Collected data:
———
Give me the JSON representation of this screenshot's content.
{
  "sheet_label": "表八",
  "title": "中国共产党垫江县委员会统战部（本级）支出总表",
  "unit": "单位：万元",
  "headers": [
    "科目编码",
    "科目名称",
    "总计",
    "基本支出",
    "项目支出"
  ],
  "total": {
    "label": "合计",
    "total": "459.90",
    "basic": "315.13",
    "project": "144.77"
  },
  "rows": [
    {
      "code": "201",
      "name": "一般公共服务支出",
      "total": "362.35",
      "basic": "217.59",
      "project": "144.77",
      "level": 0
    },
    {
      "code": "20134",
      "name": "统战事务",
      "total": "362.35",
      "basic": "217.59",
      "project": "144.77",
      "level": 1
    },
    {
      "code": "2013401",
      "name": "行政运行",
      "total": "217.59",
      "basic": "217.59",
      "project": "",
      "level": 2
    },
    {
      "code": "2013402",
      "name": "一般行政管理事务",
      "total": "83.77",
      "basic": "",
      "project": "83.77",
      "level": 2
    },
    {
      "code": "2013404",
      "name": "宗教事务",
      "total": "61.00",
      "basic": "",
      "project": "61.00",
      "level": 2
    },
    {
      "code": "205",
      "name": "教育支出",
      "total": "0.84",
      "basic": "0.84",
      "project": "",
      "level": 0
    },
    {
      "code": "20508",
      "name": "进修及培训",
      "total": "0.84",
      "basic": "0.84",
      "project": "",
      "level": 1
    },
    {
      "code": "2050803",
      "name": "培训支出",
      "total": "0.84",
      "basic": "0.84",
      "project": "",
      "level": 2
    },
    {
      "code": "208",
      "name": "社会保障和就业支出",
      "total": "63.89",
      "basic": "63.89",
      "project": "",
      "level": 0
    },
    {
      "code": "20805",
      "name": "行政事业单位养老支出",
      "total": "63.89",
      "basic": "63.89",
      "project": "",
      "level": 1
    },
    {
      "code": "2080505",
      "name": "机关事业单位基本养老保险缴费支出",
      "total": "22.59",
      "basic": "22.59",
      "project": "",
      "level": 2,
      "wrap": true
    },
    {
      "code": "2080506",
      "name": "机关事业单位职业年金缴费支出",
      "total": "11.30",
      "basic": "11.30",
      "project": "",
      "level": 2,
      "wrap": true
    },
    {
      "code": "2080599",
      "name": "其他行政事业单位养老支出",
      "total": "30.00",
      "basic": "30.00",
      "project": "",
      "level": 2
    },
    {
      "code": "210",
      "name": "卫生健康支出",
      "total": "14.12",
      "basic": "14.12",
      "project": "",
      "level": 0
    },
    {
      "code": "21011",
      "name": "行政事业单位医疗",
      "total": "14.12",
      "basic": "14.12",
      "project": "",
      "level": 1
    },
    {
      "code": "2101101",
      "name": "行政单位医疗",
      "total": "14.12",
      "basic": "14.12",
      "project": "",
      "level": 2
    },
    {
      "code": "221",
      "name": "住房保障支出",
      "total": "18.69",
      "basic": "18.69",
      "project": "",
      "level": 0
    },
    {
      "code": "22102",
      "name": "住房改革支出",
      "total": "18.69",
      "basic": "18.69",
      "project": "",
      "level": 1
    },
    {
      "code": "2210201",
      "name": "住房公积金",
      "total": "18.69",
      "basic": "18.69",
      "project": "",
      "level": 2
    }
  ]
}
———
Description of the task: Retype the records in full. Keep every line identical to the original.

Solution for this exercise:
Give me the JSON representation of this screenshot's content.
{
  "sheet_label": "表八",
  "title": "中国共产党垫江县委员会统战部（本级）支出总表",
  "unit": "单位：万元",
  "headers": [
    "科目编码",
    "科目名称",
    "总计",
    "基本支出",
    "项目支出"
  ],
  "total": {
    "label": "合计",
    "total": "459.90",
    "basic": "315.13",
    "project": "144.77"
  },
  "rows": [
    {
      "code": "201",
      "name": "一般公共服务支出",
      "total": "362.35",
      "basic": "217.59",
      "project": "144.77",
      "level": 0
    },
    {
      "code": "20134",
      "name": "统战事务",
      "total": "362.35",
      "basic": "217.59",
      "project": "144.77",
      "level": 1
    },
    {
      "code": "2013401",
      "name": "行政运行",
      "total": "217.59",
      "basic": "217.59",
      "project": "",
      "level": 2
    },
    {
      "code": "2013402",
      "name": "一般行政管理事务",
      "total": "83.77",
      "basic": "",
      "project": "83.77",
      "level": 2
    },
    {
      "code": "2013404",
      "name": "宗教事务",
      "total": "61.00",
      "basic": "",
      "project": "61.00",
      "level": 2
    },
    {
      "code": "205",
      "name": "教育支出",
      "total": "0.84",
      "basic": "0.84",
      "project": "",
      "level": 0
    },
    {
      "code": "20508",
      "name": "进修及培训",
      "total": "0.84",
      "basic": "0.84",
      "project": "",
      "level": 1
    },
    {
      "code": "2050803",
      "name": "培训支出",
      "total": "0.84",
      "basic": "0.84",
      "project": "",
      "level": 2
    },
    {
      "code": "208",
      "name": "社会保障和就业支出",
      "total": "63.89",
      "basic": "63.89",
      "project": "",
      "level": 0
    },
    {
      "code": "20805",
      "name": "行政事业单位养老支出",
      "total": "63.89",
      "basic": "63.89",
      "project": "",
      "level": 1
    },
    {
      "code": "2080505",
      "name": "机关事业单位基本养老保险缴费支出",
      "total": "22.59",
      "basic": "22.59",
      "project": "",
      "level": 2,
      "wrap": true
    },
    {
      "code": "2080506",
      "name": "机关事业单位职业年金缴费支出",
      "total": "11.30",
      "basic": "11.30",
      "project": "",
      "level": 2,
      "wrap": true
    },
    {
      "code": "2080599",
      "name": "其他行政事业单位养老支出",
      "total": "30.00",
      "basic": "30.00",
      "project": "",
      "level": 2
    },
    {
      "code": "210",
      "name": "卫生健康支出",
      "total": "14.12",
      "basic": "14.12",
      "project": "",
      "level": 0
    },
    {
      "code": "21011",
      "name": "行政事业单位医疗",
      "total": "14.12",
      "basic": "14.12",
      "project": "",
      "level": 1
    },
    {
      "code": "2101101",
      "name": "行政单位医疗",
      "total": "14.12",
      "basic": "14.12",
      "project": "",
      "level": 2
    },
    {
      "code": "221",
      "name": "住房保障支出",
      "total": "18.69",
      "basic": "18.69",
      "project": "",
      "level": 0
    },
    {
      "code": "22102",
      "name": "住房改革支出",
      "total": "18.69",
      "basic": "18.69",
      "project": "",
      "level": 1
    },
    {
      "code": "2210201",
      "name": "住房公积金",
      "total": "18.69",
      "basic": "18.69",
      "project": "",
      "level": 2
    }
  ]
}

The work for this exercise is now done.